J’ai compté! C’est bien la cinquième fois que Blaise accepte de discuter avec moi. A l’occasion de son passage en terres fribourgeoises en novembre dernier, j’ai donc eu la grande joie de lui poser des questions que je me pose aussi, à savoir: Est-ce que son métier est une vocation? Est-ce qu’il préfère les animaux aux humain·e·s? Est-ce qu’il se considère féministe? Il a comme à son habitude répondu avec humour certes, mais aussi et surtout avec beaucoup de franchise et de douceur. Bonne lecture!
Manon: On va commencer par une question un peu technique, histoire de se mettre dans le bain. Comment ça va?
Blaise: Ouh là! Oui, ça va bien. Je suis fatigué, mais ça va. Je crois que ça fait partie du métier. J’ai eu un automne d’enfer, donc je me suis agendé des moments où ne plus être fatigué. On peut trouver ça triste de devoir prévoir en avance les moments de repos, mais moi ça me va bien.
Manon: Est-ce que tu es content d’être à Fribourg? C’est le meilleur public de Suisse romande, non?
Blaise: Oui, je suis content d’être là. J’ai même pu profiter d’un moment de détente cet après-midi. J’étais au Urban Spa.
Manon: La chance! J’adore cet endroit!
Blaise: C’est super. Je ne connaissais pas mais c’est bien – même si tout seul, c’est un peu bizarre. Il y avait un groupe de trois copines dans le jacuzzi, c’est étrange si un mec tout seul y va en même temps. Au bout d’un moment, elles sont parties et j’ai pu y aller, mais c’était long. Ensuite, il y a deux autres personnes qui sont venues après moi. Dans ce cas-là, ça va, car ce sont elles qui sont venues dans “ma” sphère.
Manon: Tu tournes ton spectacle improvisé Pain Surprise depuis début octobre 2022. Au moment où nous discutons, tu as déjà fait deux dates à Cossonay et une à Fribourg. Comment ça se passe jusque-là?
Blaise: C’est super! Il y a deux dates sur trois dont je suis très content pour l’instant.
Manon: Est-ce que tu veux bien me dire lesquelles et pourquoi?
Blaise: Celle d’hier soir (le 11 novembre 2022) et la première à Cossonay (le 6 octobre 2022). La deuxième était un peu moins bien, mais c’est les aléas de l’impro, ma foi. En fait, là où je me suis fait avoir c’est que, lors de la première, les gens donnaient énormément de retours positifs! Du coup, moi ça m’a chauffé et j’étais au taquet. Le deuxième soir, ça a démarré un peu moins bien et l’effort était double, donc c’était fatiguant. J’ai fini par jouer plus longtemps que prévu parce qu’intérieurement, je voulais que ça se passe aussi bien que la veille. Finalement, j’ai joué presque 1 h 30 alors que ce n’était pas du tout le but. J’ai eu un débriefing avec un collègue improvisateur, Yvan Richardet, à qui j’ai demandé deux ou trois retours. On était assez d’accord sur le fait qu’il y a toujours un creux vers 50 minutes, et qu’il faut gérer ce moment. C’est vrai que si ma façon de le gérer, c’est de rejouer 40 minutes, ce n’est pas forcément bien. Hier j’ai bien géré ça, j’étais content.

**DONNÉES FOURNIES:**
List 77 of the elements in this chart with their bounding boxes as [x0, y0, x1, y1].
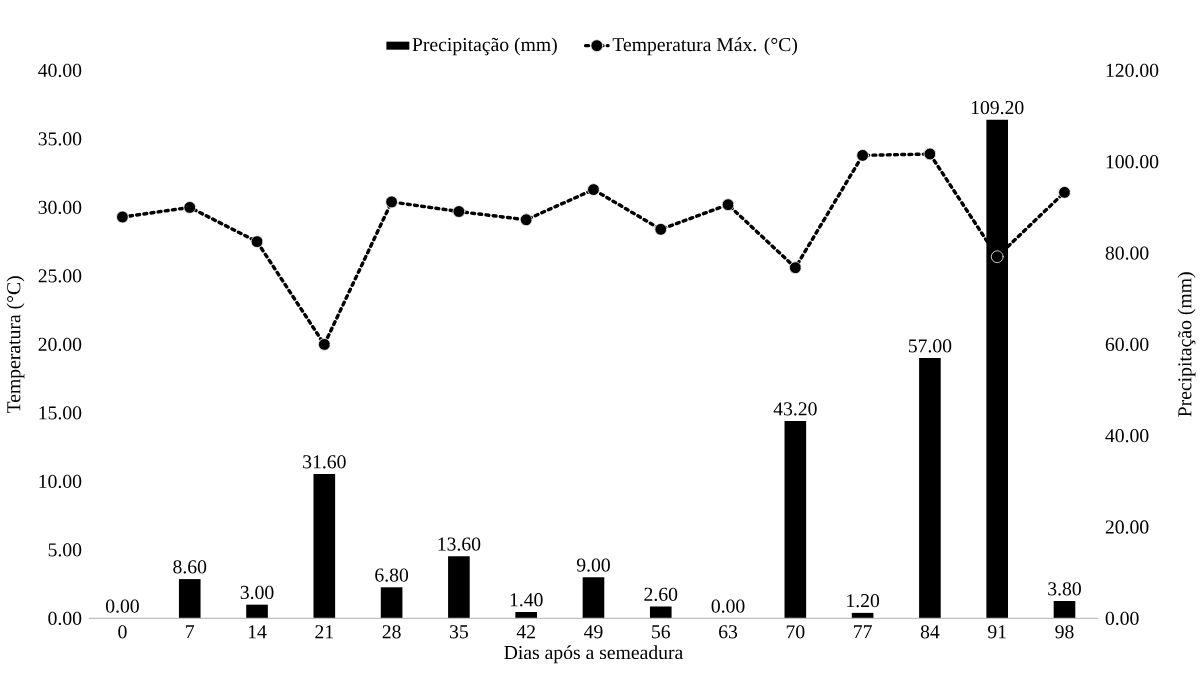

**CONSIGNES:**
**1)** Répondez aux questions suivantes d'après l'entretien avec Blaise :
(a) Dans quel lieu Blaise a-t-il passé l'après-midi à Fribourg ?
(b) Depuis quand tourne-t-il son spectacle improvisé Pain Surprise ?
(c) Avec quel collègue improvisateur a-t-il fait un débriefing ?
**2)** Écrivez la suite de l'entretien avec Blaise en partant de sa dernière réplique.

**RÉPONSES:**
**1)**
(a) Au Urban Spa.
(b) Depuis début octobre 2022.
(c) Avec Yvan Richardet.

**2)**
Manon: Ce n’est pas un peu crevant de tenir une scène tout seul pendant une heure, voire plus? Et sans avoir de script?
Blaise: Oui, c’est fatiguant. Je pense que ça dépend aussi d’une représentation à l’autre. Hier, ça allait. Mais lors de la deuxième à Cossonay, c’était extrêmement fatiguant. Je dirais qu’il faut être prêt à ces différences. Et c’est mieux de ne pas avoir encore quatre heures de voiture après le spectacle.
Manon: C’est là que les plages de repos prévues dans l’agenda prennent tout leur sens, je pense! Hier soir, à un moment donné, tu as dit “C’est la soirée peau de banane”. Tu faisais référence aux mots proposés par le public, que tu tires ensuite au sort au fur et à mesure du spectacle. Est-ce que tu as peur de ce que tu peux dire en impro?
Blaise: Non, parce que j’ai l’impression que je sais faire attention. Et si je me plante, je ne trouverais pas vraiment ok qu’on me le reproche, vu le cadre spécifique. Hier, j’ai quand même pioché “éco-faschisme”, “misogyne” et “burkini”. Ce sont certes des thèmes un peu chauds, mais ça montre aussi à quoi les gens pensent en ce moment et de quoi ils ont envie de rire. J’ai trouvé ça plus intéressant que dangereux. Mais évidemment que j’ai dit des trucs affreux hier – sans les penser, bien entendu.
Manon: En ce moment, tu fais un peu 12’000 trucs en parallèle. Il y a ton émission de télé Ça joue, tes chroniques radio et le spectacle Les gens meurent (désormais terminé). J’oubliais, tu joues aussi dans BRUT! Est-ce pour toutes ces raisons que tu ne joues pas dans la revue cette année et que tu es “seulement” à l’écriture?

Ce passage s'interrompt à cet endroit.